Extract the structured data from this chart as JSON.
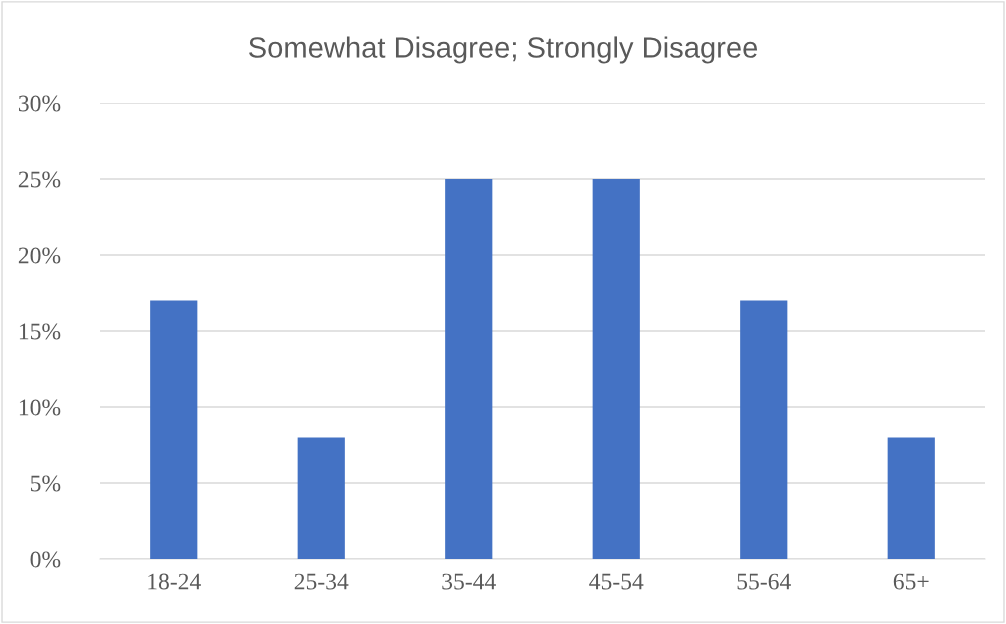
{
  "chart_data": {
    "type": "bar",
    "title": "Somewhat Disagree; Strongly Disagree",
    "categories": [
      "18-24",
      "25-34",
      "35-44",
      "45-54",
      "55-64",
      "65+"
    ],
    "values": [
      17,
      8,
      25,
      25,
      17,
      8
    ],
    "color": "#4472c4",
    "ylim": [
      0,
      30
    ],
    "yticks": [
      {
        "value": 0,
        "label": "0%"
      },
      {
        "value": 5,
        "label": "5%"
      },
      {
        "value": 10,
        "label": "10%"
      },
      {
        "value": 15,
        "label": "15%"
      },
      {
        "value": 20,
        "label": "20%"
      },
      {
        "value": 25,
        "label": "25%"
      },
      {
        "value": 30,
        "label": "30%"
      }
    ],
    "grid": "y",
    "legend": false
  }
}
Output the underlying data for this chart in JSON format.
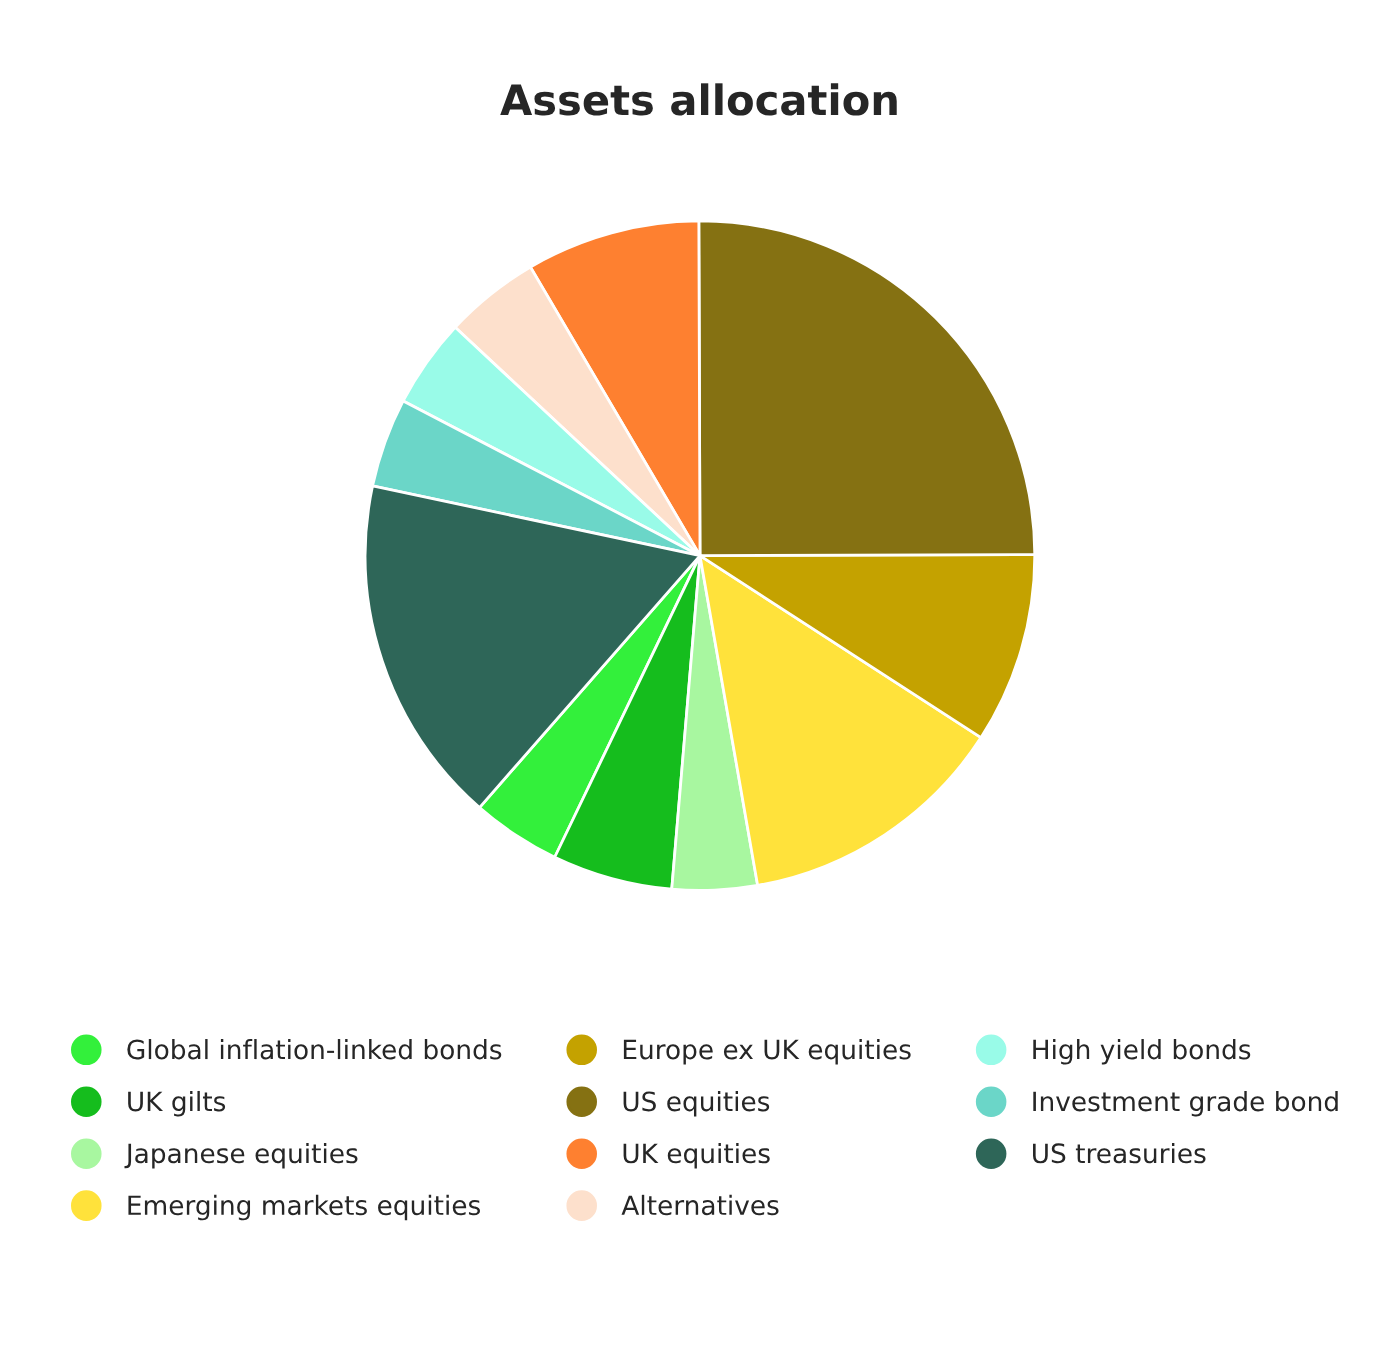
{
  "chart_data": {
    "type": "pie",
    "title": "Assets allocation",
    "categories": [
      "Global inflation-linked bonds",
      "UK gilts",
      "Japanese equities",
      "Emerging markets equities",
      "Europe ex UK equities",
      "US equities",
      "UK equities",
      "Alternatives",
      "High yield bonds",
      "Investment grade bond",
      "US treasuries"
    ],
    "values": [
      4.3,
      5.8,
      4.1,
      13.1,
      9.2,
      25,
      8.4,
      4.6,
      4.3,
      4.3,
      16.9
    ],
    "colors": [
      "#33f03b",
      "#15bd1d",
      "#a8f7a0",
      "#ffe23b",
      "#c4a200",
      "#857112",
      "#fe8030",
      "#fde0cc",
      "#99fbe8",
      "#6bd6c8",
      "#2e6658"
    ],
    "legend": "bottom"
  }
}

===============

Your instructions
Where a line of the records above holds the word "title", copy that line.

Solved problem
    "title": "Somewhat Disagree; Strongly Disagree",
    "title": "Assets allocation",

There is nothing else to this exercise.